● **WRITTEN INSTRUCTION**: Can you copy every one of the entries below word for word, with each line in its original order?

● **THE INPUT**:
=-=-=-=-=
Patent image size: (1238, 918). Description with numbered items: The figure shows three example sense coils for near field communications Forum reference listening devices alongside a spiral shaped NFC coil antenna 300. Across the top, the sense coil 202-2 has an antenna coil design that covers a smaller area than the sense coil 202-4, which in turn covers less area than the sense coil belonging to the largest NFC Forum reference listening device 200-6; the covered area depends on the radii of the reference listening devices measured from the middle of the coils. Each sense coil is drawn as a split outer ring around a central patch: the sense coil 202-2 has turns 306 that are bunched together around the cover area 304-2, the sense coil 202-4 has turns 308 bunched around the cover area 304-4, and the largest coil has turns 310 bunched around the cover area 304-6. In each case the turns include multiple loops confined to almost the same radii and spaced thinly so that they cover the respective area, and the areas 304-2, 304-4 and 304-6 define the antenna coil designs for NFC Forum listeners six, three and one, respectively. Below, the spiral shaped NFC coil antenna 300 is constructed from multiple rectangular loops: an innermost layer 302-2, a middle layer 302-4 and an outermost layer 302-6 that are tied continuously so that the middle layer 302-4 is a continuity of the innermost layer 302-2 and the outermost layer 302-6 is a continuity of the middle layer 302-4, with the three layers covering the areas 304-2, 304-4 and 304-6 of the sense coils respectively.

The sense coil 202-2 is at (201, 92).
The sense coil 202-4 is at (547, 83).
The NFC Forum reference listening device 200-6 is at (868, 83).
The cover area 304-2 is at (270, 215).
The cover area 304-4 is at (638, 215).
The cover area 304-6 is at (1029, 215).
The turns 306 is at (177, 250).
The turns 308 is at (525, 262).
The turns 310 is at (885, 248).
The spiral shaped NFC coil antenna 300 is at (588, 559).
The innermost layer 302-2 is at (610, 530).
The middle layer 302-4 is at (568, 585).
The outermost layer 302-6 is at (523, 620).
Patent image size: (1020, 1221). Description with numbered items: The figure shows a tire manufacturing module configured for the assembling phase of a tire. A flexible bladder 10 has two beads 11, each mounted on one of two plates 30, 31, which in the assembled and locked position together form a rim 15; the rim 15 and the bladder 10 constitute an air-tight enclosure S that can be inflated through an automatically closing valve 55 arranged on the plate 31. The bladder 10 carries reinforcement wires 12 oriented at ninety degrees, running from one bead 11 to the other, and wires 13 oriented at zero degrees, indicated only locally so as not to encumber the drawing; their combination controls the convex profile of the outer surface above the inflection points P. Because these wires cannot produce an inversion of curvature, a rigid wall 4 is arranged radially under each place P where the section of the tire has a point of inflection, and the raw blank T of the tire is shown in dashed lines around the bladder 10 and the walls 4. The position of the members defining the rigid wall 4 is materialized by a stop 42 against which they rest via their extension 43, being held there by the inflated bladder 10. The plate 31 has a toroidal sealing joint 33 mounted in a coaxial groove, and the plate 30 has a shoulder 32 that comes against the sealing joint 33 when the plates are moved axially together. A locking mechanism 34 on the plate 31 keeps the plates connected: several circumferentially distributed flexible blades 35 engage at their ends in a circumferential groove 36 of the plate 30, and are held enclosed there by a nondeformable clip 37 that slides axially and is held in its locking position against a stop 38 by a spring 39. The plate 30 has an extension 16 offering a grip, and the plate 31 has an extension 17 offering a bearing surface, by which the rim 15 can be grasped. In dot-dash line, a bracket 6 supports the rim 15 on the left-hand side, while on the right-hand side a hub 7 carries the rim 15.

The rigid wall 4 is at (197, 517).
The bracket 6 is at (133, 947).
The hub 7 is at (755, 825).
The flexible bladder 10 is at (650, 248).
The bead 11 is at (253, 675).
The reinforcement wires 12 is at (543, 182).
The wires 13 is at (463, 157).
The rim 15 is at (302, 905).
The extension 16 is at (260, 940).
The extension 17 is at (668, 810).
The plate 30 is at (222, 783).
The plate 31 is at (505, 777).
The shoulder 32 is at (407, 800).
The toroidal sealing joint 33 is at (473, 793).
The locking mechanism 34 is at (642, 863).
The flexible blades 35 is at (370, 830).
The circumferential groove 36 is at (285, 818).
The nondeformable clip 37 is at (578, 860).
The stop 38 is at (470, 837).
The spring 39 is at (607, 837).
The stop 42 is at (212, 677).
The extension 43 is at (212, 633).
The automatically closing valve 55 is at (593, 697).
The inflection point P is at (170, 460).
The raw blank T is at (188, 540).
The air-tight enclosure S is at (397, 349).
=-=-=-=-=
● **ANSWER FOR THE TASK**:
Patent image size: (1238, 918). Description with numbered items: The figure shows three example sense coils for near field communications Forum reference listening devices alongside a spiral shaped NFC coil antenna 300. Across the top, the sense coil 202-2 has an antenna coil design that covers a smaller area than the sense coil 202-4, which in turn covers less area than the sense coil belonging to the largest NFC Forum reference listening device 200-6; the covered area depends on the radii of the reference listening devices measured from the middle of the coils. Each sense coil is drawn as a split outer ring around a central patch: the sense coil 202-2 has turns 306 that are bunched together around the cover area 304-2, the sense coil 202-4 has turns 308 bunched around the cover area 304-4, and the largest coil has turns 310 bunched around the cover area 304-6. In each case the turns include multiple loops confined to almost the same radii and spaced thinly so that they cover the respective area, and the areas 304-2, 304-4 and 304-6 define the antenna coil designs for NFC Forum listeners six, three and one, respectively. Below, the spiral shaped NFC coil antenna 300 is constructed from multiple rectangular loops: an innermost layer 302-2, a middle layer 302-4 and an outermost layer 302-6 that are tied continuously so that the middle layer 302-4 is a continuity of the innermost layer 302-2 and the outermost layer 302-6 is a continuity of the middle layer 302-4, with the three layers covering the areas 304-2, 304-4 and 304-6 of the sense coils respectively.

The sense coil 202-2 is at (201, 92).
The sense coil 202-4 is at (547, 83).
The NFC Forum reference listening device 200-6 is at (868, 83).
The cover area 304-2 is at (270, 215).
The cover area 304-4 is at (638, 215).
The cover area 304-6 is at (1029, 215).
The turns 306 is at (177, 250).
The turns 308 is at (525, 262).
The turns 310 is at (885, 248).
The spiral shaped NFC coil antenna 300 is at (588, 559).
The innermost layer 302-2 is at (610, 530).
The middle layer 302-4 is at (568, 585).
The outermost layer 302-6 is at (523, 620).
Patent image size: (1020, 1221). Description with numbered items: The figure shows a tire manufacturing module configured for the assembling phase of a tire. A flexible bladder 10 has two beads 11, each mounted on one of two plates 30, 31, which in the assembled and locked position together form a rim 15; the rim 15 and the bladder 10 constitute an air-tight enclosure S that can be inflated through an automatically closing valve 55 arranged on the plate 31. The bladder 10 carries reinforcement wires 12 oriented at ninety degrees, running from one bead 11 to the other, and wires 13 oriented at zero degrees, indicated only locally so as not to encumber the drawing; their combination controls the convex profile of the outer surface above the inflection points P. Because these wires cannot produce an inversion of curvature, a rigid wall 4 is arranged radially under each place P where the section of the tire has a point of inflection, and the raw blank T of the tire is shown in dashed lines around the bladder 10 and the walls 4. The position of the members defining the rigid wall 4 is materialized by a stop 42 against which they rest via their extension 43, being held there by the inflated bladder 10. The plate 31 has a toroidal sealing joint 33 mounted in a coaxial groove, and the plate 30 has a shoulder 32 that comes against the sealing joint 33 when the plates are moved axially together. A locking mechanism 34 on the plate 31 keeps the plates connected: several circumferentially distributed flexible blades 35 engage at their ends in a circumferential groove 36 of the plate 30, and are held enclosed there by a nondeformable clip 37 that slides axially and is held in its locking position against a stop 38 by a spring 39. The plate 30 has an extension 16 offering a grip, and the plate 31 has an extension 17 offering a bearing surface, by which the rim 15 can be grasped. In dot-dash line, a bracket 6 supports the rim 15 on the left-hand side, while on the right-hand side a hub 7 carries the rim 15.

The rigid wall 4 is at (197, 517).
The bracket 6 is at (133, 947).
The hub 7 is at (755, 825).
The flexible bladder 10 is at (650, 248).
The bead 11 is at (253, 675).
The reinforcement wires 12 is at (543, 182).
The wires 13 is at (463, 157).
The rim 15 is at (302, 905).
The extension 16 is at (260, 940).
The extension 17 is at (668, 810).
The plate 30 is at (222, 783).
The plate 31 is at (505, 777).
The shoulder 32 is at (407, 800).
The toroidal sealing joint 33 is at (473, 793).
The locking mechanism 34 is at (642, 863).
The flexible blades 35 is at (370, 830).
The circumferential groove 36 is at (285, 818).
The nondeformable clip 37 is at (578, 860).
The stop 38 is at (470, 837).
The spring 39 is at (607, 837).
The stop 42 is at (212, 677).
The extension 43 is at (212, 633).
The automatically closing valve 55 is at (593, 697).
The inflection point P is at (170, 460).
The raw blank T is at (188, 540).
The air-tight enclosure S is at (397, 349).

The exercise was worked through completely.